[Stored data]
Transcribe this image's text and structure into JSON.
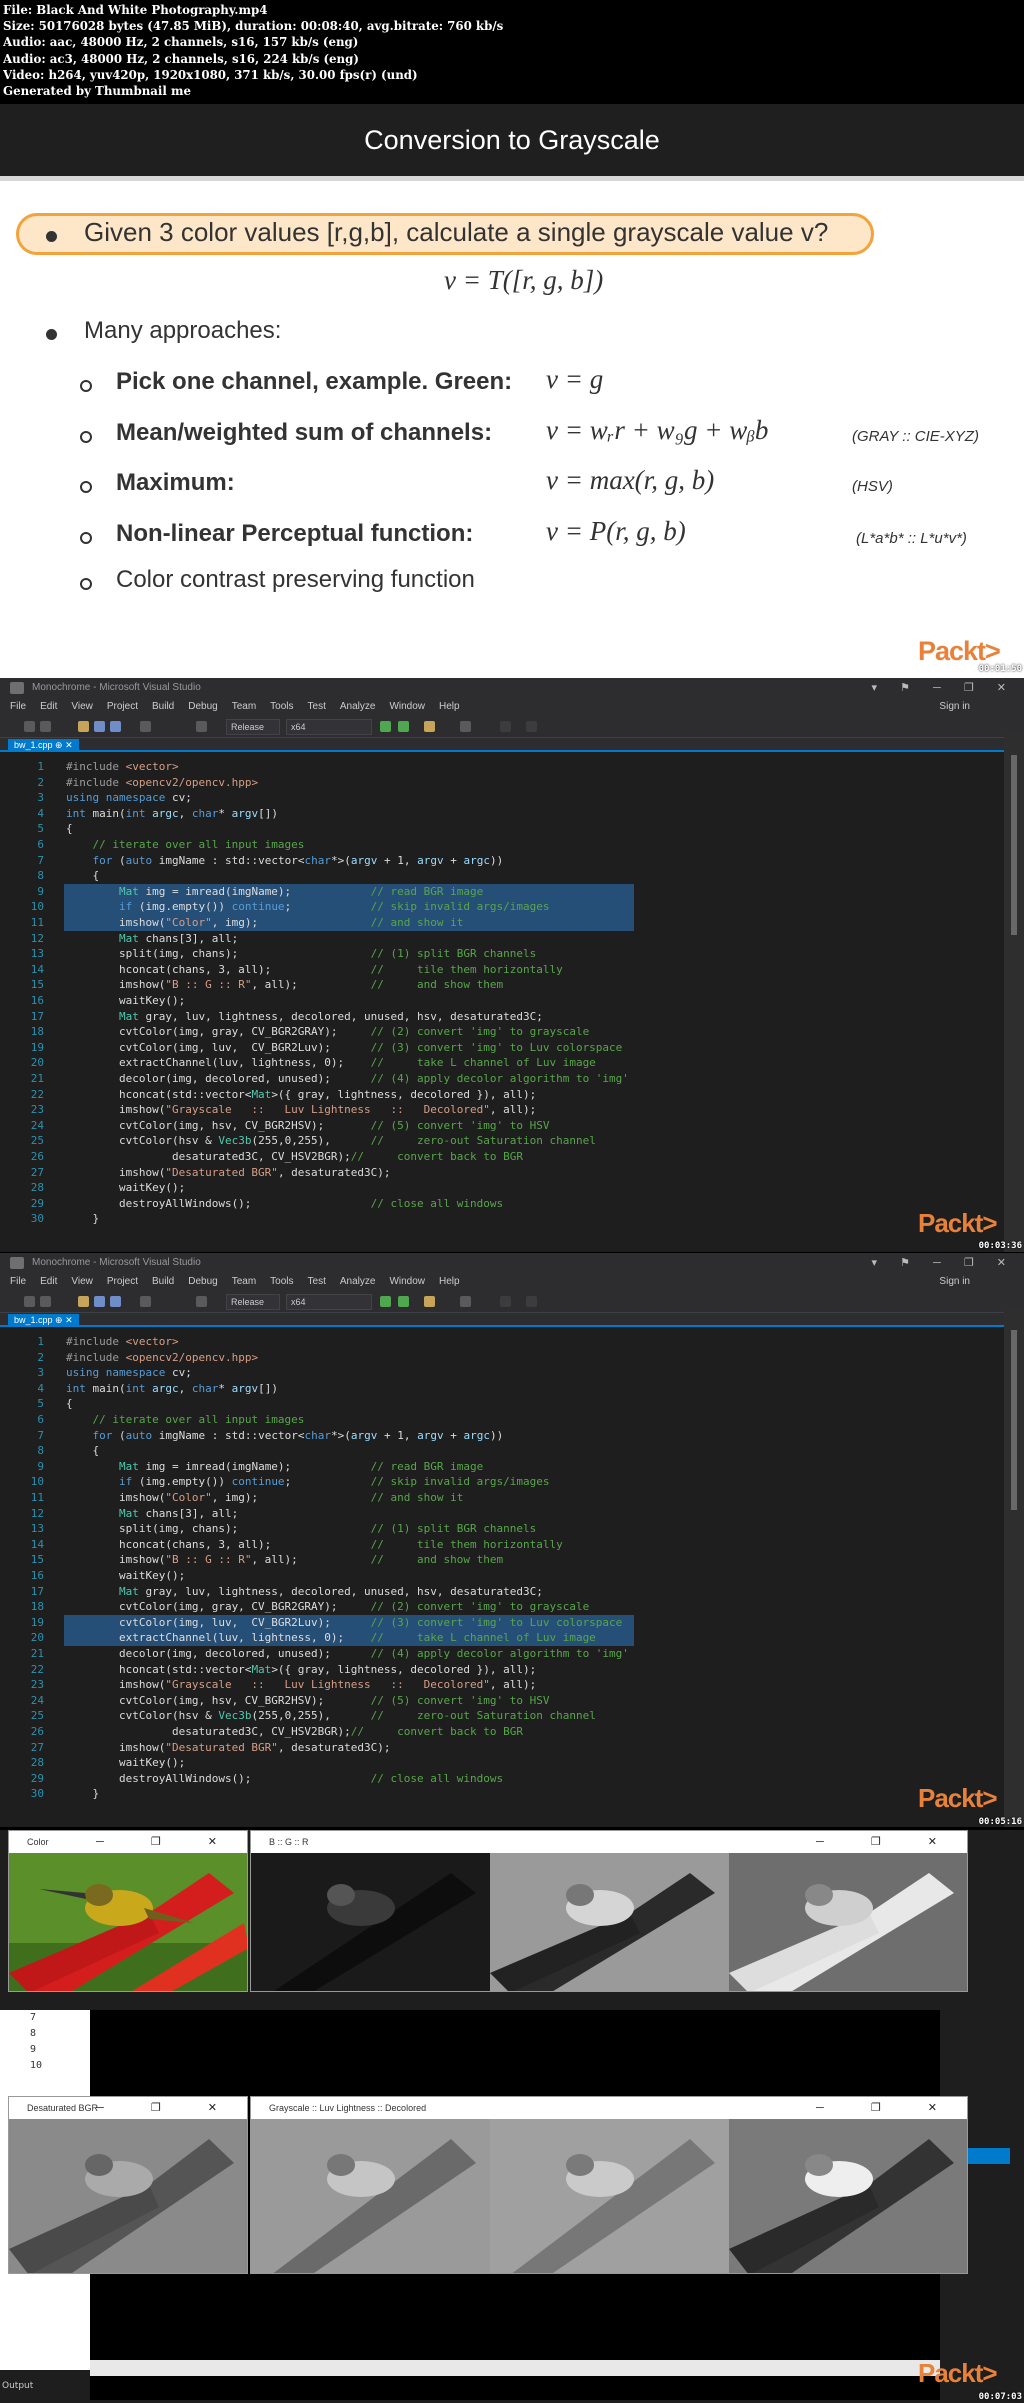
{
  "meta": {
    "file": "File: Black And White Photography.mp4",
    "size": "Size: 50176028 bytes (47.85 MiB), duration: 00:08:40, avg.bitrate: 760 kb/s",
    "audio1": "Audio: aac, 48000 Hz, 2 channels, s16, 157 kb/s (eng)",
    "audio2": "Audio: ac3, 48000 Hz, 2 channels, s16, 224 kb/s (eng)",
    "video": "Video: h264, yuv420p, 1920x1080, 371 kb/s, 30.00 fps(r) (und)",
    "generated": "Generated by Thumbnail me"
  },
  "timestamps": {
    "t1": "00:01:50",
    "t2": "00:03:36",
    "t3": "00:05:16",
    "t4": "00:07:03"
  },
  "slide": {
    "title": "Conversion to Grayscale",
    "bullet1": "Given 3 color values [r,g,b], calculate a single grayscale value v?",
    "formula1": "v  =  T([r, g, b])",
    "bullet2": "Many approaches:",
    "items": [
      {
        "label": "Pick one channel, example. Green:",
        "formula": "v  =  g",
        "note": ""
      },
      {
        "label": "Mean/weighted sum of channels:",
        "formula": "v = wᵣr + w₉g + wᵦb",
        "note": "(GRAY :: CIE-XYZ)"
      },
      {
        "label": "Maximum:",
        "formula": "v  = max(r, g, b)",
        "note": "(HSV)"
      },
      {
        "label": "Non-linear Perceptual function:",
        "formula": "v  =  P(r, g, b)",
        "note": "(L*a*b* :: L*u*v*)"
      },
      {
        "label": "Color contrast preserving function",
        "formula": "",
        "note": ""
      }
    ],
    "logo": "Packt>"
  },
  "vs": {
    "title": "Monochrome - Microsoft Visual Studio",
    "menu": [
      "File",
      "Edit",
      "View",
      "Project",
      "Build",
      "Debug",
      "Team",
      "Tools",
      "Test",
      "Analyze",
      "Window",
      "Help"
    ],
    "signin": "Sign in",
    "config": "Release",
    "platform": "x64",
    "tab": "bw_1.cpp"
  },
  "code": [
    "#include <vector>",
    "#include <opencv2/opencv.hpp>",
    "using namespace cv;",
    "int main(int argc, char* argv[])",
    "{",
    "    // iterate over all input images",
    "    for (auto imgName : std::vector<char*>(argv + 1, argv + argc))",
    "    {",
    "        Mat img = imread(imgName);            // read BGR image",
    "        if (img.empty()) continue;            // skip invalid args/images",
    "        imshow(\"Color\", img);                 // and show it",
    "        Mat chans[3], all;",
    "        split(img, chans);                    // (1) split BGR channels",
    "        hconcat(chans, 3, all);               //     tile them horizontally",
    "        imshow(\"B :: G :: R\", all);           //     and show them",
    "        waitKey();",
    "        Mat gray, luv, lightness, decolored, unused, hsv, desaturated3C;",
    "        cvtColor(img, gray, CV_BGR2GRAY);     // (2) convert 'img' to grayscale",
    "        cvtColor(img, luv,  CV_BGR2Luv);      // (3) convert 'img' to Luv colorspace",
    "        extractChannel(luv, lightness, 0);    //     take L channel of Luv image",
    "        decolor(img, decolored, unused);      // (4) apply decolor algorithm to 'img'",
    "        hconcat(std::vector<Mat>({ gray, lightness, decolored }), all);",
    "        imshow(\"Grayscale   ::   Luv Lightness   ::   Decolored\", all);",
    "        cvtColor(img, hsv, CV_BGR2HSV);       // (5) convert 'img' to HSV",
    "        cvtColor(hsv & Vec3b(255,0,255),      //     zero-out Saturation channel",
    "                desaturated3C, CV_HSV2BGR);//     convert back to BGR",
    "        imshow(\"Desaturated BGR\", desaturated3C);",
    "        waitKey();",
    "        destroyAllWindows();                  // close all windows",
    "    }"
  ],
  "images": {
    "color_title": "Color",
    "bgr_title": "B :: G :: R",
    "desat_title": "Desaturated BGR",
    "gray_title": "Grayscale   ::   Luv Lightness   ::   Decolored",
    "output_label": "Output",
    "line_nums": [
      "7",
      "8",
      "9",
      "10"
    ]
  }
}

◆ Given instruction
Take the records above and transcribe them exactly, dropping every picture.

◆ Response
Transcribe this image's text and structure into JSON.
{
  "meta": {
    "file": "File: Black And White Photography.mp4",
    "size": "Size: 50176028 bytes (47.85 MiB), duration: 00:08:40, avg.bitrate: 760 kb/s",
    "audio1": "Audio: aac, 48000 Hz, 2 channels, s16, 157 kb/s (eng)",
    "audio2": "Audio: ac3, 48000 Hz, 2 channels, s16, 224 kb/s (eng)",
    "video": "Video: h264, yuv420p, 1920x1080, 371 kb/s, 30.00 fps(r) (und)",
    "generated": "Generated by Thumbnail me"
  },
  "timestamps": {
    "t1": "00:01:50",
    "t2": "00:03:36",
    "t3": "00:05:16",
    "t4": "00:07:03"
  },
  "slide": {
    "title": "Conversion to Grayscale",
    "bullet1": "Given 3 color values [r,g,b], calculate a single grayscale value v?",
    "formula1": "v  =  T([r, g, b])",
    "bullet2": "Many approaches:",
    "items": [
      {
        "label": "Pick one channel, example. Green:",
        "formula": "v  =  g",
        "note": ""
      },
      {
        "label": "Mean/weighted sum of channels:",
        "formula": "v = wᵣr + w₉g + wᵦb",
        "note": "(GRAY :: CIE-XYZ)"
      },
      {
        "label": "Maximum:",
        "formula": "v  = max(r, g, b)",
        "note": "(HSV)"
      },
      {
        "label": "Non-linear Perceptual function:",
        "formula": "v  =  P(r, g, b)",
        "note": "(L*a*b* :: L*u*v*)"
      },
      {
        "label": "Color contrast preserving function",
        "formula": "",
        "note": ""
      }
    ],
    "logo": "Packt>"
  },
  "vs": {
    "title": "Monochrome - Microsoft Visual Studio",
    "menu": [
      "File",
      "Edit",
      "View",
      "Project",
      "Build",
      "Debug",
      "Team",
      "Tools",
      "Test",
      "Analyze",
      "Window",
      "Help"
    ],
    "signin": "Sign in",
    "config": "Release",
    "platform": "x64",
    "tab": "bw_1.cpp"
  },
  "code": [
    "#include <vector>",
    "#include <opencv2/opencv.hpp>",
    "using namespace cv;",
    "int main(int argc, char* argv[])",
    "{",
    "    // iterate over all input images",
    "    for (auto imgName : std::vector<char*>(argv + 1, argv + argc))",
    "    {",
    "        Mat img = imread(imgName);            // read BGR image",
    "        if (img.empty()) continue;            // skip invalid args/images",
    "        imshow(\"Color\", img);                 // and show it",
    "        Mat chans[3], all;",
    "        split(img, chans);                    // (1) split BGR channels",
    "        hconcat(chans, 3, all);               //     tile them horizontally",
    "        imshow(\"B :: G :: R\", all);           //     and show them",
    "        waitKey();",
    "        Mat gray, luv, lightness, decolored, unused, hsv, desaturated3C;",
    "        cvtColor(img, gray, CV_BGR2GRAY);     // (2) convert 'img' to grayscale",
    "        cvtColor(img, luv,  CV_BGR2Luv);      // (3) convert 'img' to Luv colorspace",
    "        extractChannel(luv, lightness, 0);    //     take L channel of Luv image",
    "        decolor(img, decolored, unused);      // (4) apply decolor algorithm to 'img'",
    "        hconcat(std::vector<Mat>({ gray, lightness, decolored }), all);",
    "        imshow(\"Grayscale   ::   Luv Lightness   ::   Decolored\", all);",
    "        cvtColor(img, hsv, CV_BGR2HSV);       // (5) convert 'img' to HSV",
    "        cvtColor(hsv & Vec3b(255,0,255),      //     zero-out Saturation channel",
    "                desaturated3C, CV_HSV2BGR);//     convert back to BGR",
    "        imshow(\"Desaturated BGR\", desaturated3C);",
    "        waitKey();",
    "        destroyAllWindows();                  // close all windows",
    "    }"
  ],
  "images": {
    "color_title": "Color",
    "bgr_title": "B :: G :: R",
    "desat_title": "Desaturated BGR",
    "gray_title": "Grayscale   ::   Luv Lightness   ::   Decolored",
    "output_label": "Output",
    "line_nums": [
      "7",
      "8",
      "9",
      "10"
    ]
  }
}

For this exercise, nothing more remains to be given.